Start ENTRIES

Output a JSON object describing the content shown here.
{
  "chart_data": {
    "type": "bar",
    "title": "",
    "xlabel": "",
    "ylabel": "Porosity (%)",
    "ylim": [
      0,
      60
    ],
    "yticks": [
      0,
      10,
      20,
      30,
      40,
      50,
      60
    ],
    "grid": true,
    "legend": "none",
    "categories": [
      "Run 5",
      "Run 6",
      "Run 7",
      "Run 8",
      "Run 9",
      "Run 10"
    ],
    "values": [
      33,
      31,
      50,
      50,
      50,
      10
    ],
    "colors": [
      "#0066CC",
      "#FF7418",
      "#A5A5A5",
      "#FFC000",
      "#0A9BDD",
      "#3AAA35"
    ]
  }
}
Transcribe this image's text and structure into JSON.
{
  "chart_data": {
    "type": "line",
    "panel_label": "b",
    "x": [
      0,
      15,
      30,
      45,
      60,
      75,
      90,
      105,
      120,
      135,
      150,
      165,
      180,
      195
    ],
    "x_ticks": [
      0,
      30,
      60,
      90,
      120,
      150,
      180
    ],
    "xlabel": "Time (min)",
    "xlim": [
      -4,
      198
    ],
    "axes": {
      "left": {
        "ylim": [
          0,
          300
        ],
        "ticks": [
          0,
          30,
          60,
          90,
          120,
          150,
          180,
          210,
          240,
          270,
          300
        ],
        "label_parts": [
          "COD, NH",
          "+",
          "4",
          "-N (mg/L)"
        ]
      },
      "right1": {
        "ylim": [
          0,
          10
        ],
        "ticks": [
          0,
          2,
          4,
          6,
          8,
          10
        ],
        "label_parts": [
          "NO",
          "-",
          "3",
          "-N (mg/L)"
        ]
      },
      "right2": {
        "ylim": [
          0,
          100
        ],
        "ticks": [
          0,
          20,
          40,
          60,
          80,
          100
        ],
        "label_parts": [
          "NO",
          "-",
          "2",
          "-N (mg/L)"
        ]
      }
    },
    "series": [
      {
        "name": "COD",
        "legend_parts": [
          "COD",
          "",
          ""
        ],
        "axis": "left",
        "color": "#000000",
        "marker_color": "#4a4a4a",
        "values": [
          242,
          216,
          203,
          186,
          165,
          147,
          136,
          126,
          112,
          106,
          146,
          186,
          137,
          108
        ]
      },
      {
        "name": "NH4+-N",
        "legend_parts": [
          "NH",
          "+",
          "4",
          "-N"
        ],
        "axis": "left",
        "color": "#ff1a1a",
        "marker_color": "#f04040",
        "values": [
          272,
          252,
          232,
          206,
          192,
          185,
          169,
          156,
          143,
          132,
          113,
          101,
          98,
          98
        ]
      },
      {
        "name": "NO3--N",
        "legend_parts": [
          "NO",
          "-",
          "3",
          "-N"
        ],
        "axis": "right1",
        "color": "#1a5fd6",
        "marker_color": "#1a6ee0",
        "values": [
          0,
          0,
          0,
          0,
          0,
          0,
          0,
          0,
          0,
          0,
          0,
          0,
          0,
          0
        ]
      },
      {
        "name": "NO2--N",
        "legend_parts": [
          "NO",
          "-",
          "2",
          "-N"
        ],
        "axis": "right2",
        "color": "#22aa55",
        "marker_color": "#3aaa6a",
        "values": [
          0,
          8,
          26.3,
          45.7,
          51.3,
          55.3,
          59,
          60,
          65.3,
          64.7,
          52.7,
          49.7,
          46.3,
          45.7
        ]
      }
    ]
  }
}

End ENTRIES

- [REQUIREMENTS]: Write out the material exactly as given.

- [OUTPUT BELOW]:
Output a JSON object describing the content shown here.
{
  "chart_data": {
    "type": "bar",
    "title": "",
    "xlabel": "",
    "ylabel": "Porosity (%)",
    "ylim": [
      0,
      60
    ],
    "yticks": [
      0,
      10,
      20,
      30,
      40,
      50,
      60
    ],
    "grid": true,
    "legend": "none",
    "categories": [
      "Run 5",
      "Run 6",
      "Run 7",
      "Run 8",
      "Run 9",
      "Run 10"
    ],
    "values": [
      33,
      31,
      50,
      50,
      50,
      10
    ],
    "colors": [
      "#0066CC",
      "#FF7418",
      "#A5A5A5",
      "#FFC000",
      "#0A9BDD",
      "#3AAA35"
    ]
  }
}
Transcribe this image's text and structure into JSON.
{
  "chart_data": {
    "type": "line",
    "panel_label": "b",
    "x": [
      0,
      15,
      30,
      45,
      60,
      75,
      90,
      105,
      120,
      135,
      150,
      165,
      180,
      195
    ],
    "x_ticks": [
      0,
      30,
      60,
      90,
      120,
      150,
      180
    ],
    "xlabel": "Time (min)",
    "xlim": [
      -4,
      198
    ],
    "axes": {
      "left": {
        "ylim": [
          0,
          300
        ],
        "ticks": [
          0,
          30,
          60,
          90,
          120,
          150,
          180,
          210,
          240,
          270,
          300
        ],
        "label_parts": [
          "COD, NH",
          "+",
          "4",
          "-N (mg/L)"
        ]
      },
      "right1": {
        "ylim": [
          0,
          10
        ],
        "ticks": [
          0,
          2,
          4,
          6,
          8,
          10
        ],
        "label_parts": [
          "NO",
          "-",
          "3",
          "-N (mg/L)"
        ]
      },
      "right2": {
        "ylim": [
          0,
          100
        ],
        "ticks": [
          0,
          20,
          40,
          60,
          80,
          100
        ],
        "label_parts": [
          "NO",
          "-",
          "2",
          "-N (mg/L)"
        ]
      }
    },
    "series": [
      {
        "name": "COD",
        "legend_parts": [
          "COD",
          "",
          ""
        ],
        "axis": "left",
        "color": "#000000",
        "marker_color": "#4a4a4a",
        "values": [
          242,
          216,
          203,
          186,
          165,
          147,
          136,
          126,
          112,
          106,
          146,
          186,
          137,
          108
        ]
      },
      {
        "name": "NH4+-N",
        "legend_parts": [
          "NH",
          "+",
          "4",
          "-N"
        ],
        "axis": "left",
        "color": "#ff1a1a",
        "marker_color": "#f04040",
        "values": [
          272,
          252,
          232,
          206,
          192,
          185,
          169,
          156,
          143,
          132,
          113,
          101,
          98,
          98
        ]
      },
      {
        "name": "NO3--N",
        "legend_parts": [
          "NO",
          "-",
          "3",
          "-N"
        ],
        "axis": "right1",
        "color": "#1a5fd6",
        "marker_color": "#1a6ee0",
        "values": [
          0,
          0,
          0,
          0,
          0,
          0,
          0,
          0,
          0,
          0,
          0,
          0,
          0,
          0
        ]
      },
      {
        "name": "NO2--N",
        "legend_parts": [
          "NO",
          "-",
          "2",
          "-N"
        ],
        "axis": "right2",
        "color": "#22aa55",
        "marker_color": "#3aaa6a",
        "values": [
          0,
          8,
          26.3,
          45.7,
          51.3,
          55.3,
          59,
          60,
          65.3,
          64.7,
          52.7,
          49.7,
          46.3,
          45.7
        ]
      }
    ]
  }
}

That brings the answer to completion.